### Dataset content
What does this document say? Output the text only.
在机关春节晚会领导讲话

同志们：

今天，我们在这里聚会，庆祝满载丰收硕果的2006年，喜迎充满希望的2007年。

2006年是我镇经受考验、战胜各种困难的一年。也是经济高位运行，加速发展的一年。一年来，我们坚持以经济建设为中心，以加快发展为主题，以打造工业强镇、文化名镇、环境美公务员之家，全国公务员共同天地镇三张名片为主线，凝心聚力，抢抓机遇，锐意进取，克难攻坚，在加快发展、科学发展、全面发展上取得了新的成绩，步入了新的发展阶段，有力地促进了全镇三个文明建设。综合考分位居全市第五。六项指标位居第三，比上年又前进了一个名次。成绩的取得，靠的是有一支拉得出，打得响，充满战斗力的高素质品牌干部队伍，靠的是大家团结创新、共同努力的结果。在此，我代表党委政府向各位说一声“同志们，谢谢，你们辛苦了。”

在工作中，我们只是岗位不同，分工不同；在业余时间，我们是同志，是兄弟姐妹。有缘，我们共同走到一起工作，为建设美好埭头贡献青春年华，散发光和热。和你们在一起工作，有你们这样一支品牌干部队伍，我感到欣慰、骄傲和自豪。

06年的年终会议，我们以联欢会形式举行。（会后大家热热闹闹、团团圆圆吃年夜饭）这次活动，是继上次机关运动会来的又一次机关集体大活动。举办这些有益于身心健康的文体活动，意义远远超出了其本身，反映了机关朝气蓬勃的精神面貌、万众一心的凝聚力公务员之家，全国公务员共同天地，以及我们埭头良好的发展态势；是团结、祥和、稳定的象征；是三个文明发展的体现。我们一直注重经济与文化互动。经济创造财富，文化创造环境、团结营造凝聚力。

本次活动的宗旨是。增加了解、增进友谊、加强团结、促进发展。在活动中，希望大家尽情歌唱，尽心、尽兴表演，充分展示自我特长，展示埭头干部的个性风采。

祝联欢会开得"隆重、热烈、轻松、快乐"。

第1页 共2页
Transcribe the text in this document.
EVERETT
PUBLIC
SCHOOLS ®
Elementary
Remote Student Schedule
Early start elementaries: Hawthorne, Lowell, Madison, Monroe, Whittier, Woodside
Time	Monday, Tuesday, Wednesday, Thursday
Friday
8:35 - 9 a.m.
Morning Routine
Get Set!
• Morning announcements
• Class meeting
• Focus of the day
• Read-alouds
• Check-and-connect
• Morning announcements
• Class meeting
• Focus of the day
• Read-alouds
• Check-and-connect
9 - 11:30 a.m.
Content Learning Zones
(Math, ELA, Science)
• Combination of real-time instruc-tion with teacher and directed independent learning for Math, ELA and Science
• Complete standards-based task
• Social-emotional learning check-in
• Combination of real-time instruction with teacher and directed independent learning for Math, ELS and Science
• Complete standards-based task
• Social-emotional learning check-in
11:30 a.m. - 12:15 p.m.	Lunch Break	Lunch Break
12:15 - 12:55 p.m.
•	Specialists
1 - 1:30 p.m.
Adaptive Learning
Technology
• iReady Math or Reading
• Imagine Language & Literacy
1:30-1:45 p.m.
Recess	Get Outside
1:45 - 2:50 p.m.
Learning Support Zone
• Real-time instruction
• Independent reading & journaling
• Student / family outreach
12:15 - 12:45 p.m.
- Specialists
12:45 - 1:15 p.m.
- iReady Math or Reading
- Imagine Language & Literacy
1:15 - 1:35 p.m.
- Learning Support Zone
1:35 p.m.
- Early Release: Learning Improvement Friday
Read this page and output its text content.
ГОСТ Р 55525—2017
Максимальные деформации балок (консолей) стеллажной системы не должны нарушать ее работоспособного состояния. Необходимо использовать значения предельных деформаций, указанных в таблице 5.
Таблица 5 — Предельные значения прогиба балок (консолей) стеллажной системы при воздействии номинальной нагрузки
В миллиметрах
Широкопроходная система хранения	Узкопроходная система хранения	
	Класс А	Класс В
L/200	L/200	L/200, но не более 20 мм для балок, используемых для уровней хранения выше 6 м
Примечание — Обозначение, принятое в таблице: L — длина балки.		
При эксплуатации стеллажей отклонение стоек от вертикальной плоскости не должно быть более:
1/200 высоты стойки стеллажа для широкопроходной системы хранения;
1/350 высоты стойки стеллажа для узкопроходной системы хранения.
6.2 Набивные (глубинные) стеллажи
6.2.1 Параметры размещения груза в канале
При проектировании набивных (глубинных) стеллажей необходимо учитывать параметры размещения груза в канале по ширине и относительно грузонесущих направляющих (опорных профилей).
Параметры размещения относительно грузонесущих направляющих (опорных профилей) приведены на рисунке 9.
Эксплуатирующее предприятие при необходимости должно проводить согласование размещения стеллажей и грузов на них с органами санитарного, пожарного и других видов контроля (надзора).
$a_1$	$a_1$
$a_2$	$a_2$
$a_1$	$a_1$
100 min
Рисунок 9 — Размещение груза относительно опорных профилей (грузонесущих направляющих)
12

### Task goal
Above are the records; copy every line in them that holds the word "Imagine".

### Answer to this task
• Imagine Language & Literacy
- Imagine Language & Literacy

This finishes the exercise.